*What to produce*
Could you reproduce each of the following lines word for word, from the first to the last?
——————
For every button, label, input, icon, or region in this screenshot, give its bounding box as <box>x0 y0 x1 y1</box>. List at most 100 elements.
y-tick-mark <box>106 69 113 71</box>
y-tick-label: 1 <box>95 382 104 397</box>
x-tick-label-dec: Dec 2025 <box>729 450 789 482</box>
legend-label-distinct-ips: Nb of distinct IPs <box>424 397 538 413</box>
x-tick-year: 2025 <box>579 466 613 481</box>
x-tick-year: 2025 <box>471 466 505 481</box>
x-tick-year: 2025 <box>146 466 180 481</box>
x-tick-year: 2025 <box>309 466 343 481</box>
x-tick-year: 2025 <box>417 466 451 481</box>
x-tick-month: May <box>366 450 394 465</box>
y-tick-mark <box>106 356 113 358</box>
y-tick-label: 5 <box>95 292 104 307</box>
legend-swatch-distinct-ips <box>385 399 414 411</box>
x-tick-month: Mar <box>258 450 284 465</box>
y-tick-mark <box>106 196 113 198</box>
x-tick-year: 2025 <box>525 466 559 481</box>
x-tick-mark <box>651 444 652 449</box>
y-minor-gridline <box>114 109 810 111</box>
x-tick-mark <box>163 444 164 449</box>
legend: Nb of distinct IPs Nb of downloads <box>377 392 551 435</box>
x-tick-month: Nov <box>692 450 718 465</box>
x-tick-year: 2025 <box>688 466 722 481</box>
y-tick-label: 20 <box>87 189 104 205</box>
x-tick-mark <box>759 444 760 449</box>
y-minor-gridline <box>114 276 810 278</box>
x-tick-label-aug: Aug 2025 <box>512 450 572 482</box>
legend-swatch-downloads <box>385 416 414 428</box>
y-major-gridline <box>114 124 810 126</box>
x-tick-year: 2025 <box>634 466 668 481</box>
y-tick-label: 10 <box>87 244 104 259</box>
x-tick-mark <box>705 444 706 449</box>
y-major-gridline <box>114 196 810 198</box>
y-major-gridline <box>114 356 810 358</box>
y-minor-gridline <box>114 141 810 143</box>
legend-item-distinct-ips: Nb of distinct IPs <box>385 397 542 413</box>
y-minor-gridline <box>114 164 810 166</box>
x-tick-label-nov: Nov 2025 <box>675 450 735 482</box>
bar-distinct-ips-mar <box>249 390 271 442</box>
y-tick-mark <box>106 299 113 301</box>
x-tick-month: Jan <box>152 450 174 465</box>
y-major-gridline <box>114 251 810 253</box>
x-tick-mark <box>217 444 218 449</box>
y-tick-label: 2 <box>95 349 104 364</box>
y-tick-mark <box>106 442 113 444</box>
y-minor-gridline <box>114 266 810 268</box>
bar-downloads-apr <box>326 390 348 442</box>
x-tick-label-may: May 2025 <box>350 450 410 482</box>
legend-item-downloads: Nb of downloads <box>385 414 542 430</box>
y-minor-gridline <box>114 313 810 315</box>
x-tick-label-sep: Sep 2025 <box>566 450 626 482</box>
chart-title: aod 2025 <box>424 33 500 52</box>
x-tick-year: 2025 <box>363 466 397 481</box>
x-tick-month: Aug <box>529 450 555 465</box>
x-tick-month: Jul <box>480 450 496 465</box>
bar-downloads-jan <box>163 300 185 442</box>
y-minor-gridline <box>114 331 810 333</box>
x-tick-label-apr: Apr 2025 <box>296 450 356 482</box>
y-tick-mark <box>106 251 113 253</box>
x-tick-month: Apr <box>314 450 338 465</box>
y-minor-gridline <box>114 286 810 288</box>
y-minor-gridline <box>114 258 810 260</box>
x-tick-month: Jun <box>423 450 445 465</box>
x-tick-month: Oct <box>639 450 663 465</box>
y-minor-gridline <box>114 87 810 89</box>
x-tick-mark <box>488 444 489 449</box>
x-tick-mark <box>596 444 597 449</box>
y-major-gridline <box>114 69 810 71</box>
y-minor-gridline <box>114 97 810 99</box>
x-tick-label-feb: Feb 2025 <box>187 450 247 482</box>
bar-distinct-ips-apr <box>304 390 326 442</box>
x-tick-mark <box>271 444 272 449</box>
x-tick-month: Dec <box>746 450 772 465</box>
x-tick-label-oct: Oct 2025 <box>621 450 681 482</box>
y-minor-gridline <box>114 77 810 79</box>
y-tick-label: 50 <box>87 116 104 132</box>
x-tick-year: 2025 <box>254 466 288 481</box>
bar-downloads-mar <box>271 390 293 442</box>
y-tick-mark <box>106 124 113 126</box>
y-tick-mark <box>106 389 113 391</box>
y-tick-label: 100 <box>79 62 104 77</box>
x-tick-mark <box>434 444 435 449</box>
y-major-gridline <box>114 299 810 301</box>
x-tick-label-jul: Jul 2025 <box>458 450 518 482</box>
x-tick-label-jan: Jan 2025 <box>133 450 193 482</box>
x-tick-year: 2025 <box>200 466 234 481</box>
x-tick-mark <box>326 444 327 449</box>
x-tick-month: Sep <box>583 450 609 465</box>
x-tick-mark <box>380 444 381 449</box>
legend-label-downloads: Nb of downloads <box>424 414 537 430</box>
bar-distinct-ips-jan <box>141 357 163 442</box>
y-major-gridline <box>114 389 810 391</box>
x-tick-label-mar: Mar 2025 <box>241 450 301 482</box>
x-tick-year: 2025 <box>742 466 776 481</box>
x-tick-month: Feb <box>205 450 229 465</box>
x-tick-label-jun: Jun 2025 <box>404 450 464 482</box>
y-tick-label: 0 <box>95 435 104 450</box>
——————
*Answer to this task*
For every button, label, input, icon, or region in this screenshot, give its bounding box as <box>x0 y0 x1 y1</box>. List at most 100 elements.
y-tick-mark <box>106 69 113 71</box>
y-tick-label: 1 <box>95 382 104 397</box>
x-tick-label-dec: Dec 2025 <box>729 450 789 482</box>
legend-label-distinct-ips: Nb of distinct IPs <box>424 397 538 413</box>
x-tick-year: 2025 <box>579 466 613 481</box>
x-tick-year: 2025 <box>471 466 505 481</box>
x-tick-year: 2025 <box>146 466 180 481</box>
x-tick-year: 2025 <box>309 466 343 481</box>
x-tick-year: 2025 <box>417 466 451 481</box>
x-tick-month: May <box>366 450 394 465</box>
y-tick-mark <box>106 356 113 358</box>
y-tick-label: 5 <box>95 292 104 307</box>
legend-swatch-distinct-ips <box>385 399 414 411</box>
x-tick-month: Mar <box>258 450 284 465</box>
y-tick-mark <box>106 196 113 198</box>
x-tick-year: 2025 <box>525 466 559 481</box>
x-tick-mark <box>651 444 652 449</box>
y-minor-gridline <box>114 109 810 111</box>
x-tick-mark <box>163 444 164 449</box>
legend: Nb of distinct IPs Nb of downloads <box>377 392 551 435</box>
x-tick-month: Nov <box>692 450 718 465</box>
x-tick-year: 2025 <box>688 466 722 481</box>
y-tick-label: 20 <box>87 189 104 205</box>
x-tick-mark <box>759 444 760 449</box>
y-minor-gridline <box>114 276 810 278</box>
x-tick-label-aug: Aug 2025 <box>512 450 572 482</box>
legend-swatch-downloads <box>385 416 414 428</box>
y-major-gridline <box>114 124 810 126</box>
x-tick-year: 2025 <box>634 466 668 481</box>
y-tick-label: 10 <box>87 244 104 259</box>
x-tick-mark <box>705 444 706 449</box>
y-major-gridline <box>114 196 810 198</box>
y-major-gridline <box>114 356 810 358</box>
y-minor-gridline <box>114 141 810 143</box>
legend-item-distinct-ips: Nb of distinct IPs <box>385 397 542 413</box>
y-minor-gridline <box>114 164 810 166</box>
x-tick-label-nov: Nov 2025 <box>675 450 735 482</box>
bar-distinct-ips-mar <box>249 390 271 442</box>
y-tick-mark <box>106 299 113 301</box>
x-tick-month: Jan <box>152 450 174 465</box>
y-major-gridline <box>114 251 810 253</box>
x-tick-mark <box>217 444 218 449</box>
y-tick-label: 2 <box>95 349 104 364</box>
y-tick-mark <box>106 442 113 444</box>
y-minor-gridline <box>114 266 810 268</box>
bar-downloads-apr <box>326 390 348 442</box>
x-tick-label-may: May 2025 <box>350 450 410 482</box>
legend-item-downloads: Nb of downloads <box>385 414 542 430</box>
y-minor-gridline <box>114 313 810 315</box>
x-tick-label-sep: Sep 2025 <box>566 450 626 482</box>
chart-title: aod 2025 <box>424 33 500 52</box>
x-tick-year: 2025 <box>363 466 397 481</box>
x-tick-month: Aug <box>529 450 555 465</box>
x-tick-month: Jul <box>480 450 496 465</box>
bar-downloads-jan <box>163 300 185 442</box>
y-minor-gridline <box>114 331 810 333</box>
x-tick-label-apr: Apr 2025 <box>296 450 356 482</box>
y-tick-mark <box>106 251 113 253</box>
x-tick-month: Apr <box>314 450 338 465</box>
y-minor-gridline <box>114 286 810 288</box>
y-minor-gridline <box>114 258 810 260</box>
x-tick-month: Jun <box>423 450 445 465</box>
x-tick-month: Oct <box>639 450 663 465</box>
y-minor-gridline <box>114 87 810 89</box>
x-tick-mark <box>488 444 489 449</box>
x-tick-mark <box>596 444 597 449</box>
y-major-gridline <box>114 69 810 71</box>
y-minor-gridline <box>114 97 810 99</box>
x-tick-label-feb: Feb 2025 <box>187 450 247 482</box>
bar-distinct-ips-apr <box>304 390 326 442</box>
x-tick-mark <box>271 444 272 449</box>
x-tick-month: Dec <box>746 450 772 465</box>
x-tick-label-oct: Oct 2025 <box>621 450 681 482</box>
y-minor-gridline <box>114 77 810 79</box>
y-tick-label: 50 <box>87 116 104 132</box>
x-tick-year: 2025 <box>254 466 288 481</box>
bar-downloads-mar <box>271 390 293 442</box>
y-tick-mark <box>106 124 113 126</box>
y-tick-mark <box>106 389 113 391</box>
y-tick-label: 100 <box>79 62 104 77</box>
x-tick-mark <box>434 444 435 449</box>
y-major-gridline <box>114 299 810 301</box>
x-tick-label-jul: Jul 2025 <box>458 450 518 482</box>
x-tick-label-jan: Jan 2025 <box>133 450 193 482</box>
x-tick-year: 2025 <box>200 466 234 481</box>
x-tick-mark <box>326 444 327 449</box>
x-tick-month: Sep <box>583 450 609 465</box>
x-tick-mark <box>380 444 381 449</box>
legend-label-downloads: Nb of downloads <box>424 414 537 430</box>
bar-distinct-ips-jan <box>141 357 163 442</box>
y-major-gridline <box>114 389 810 391</box>
x-tick-label-mar: Mar 2025 <box>241 450 301 482</box>
x-tick-year: 2025 <box>742 466 776 481</box>
x-tick-month: Feb <box>205 450 229 465</box>
x-tick-label-jun: Jun 2025 <box>404 450 464 482</box>
y-tick-label: 0 <box>95 435 104 450</box>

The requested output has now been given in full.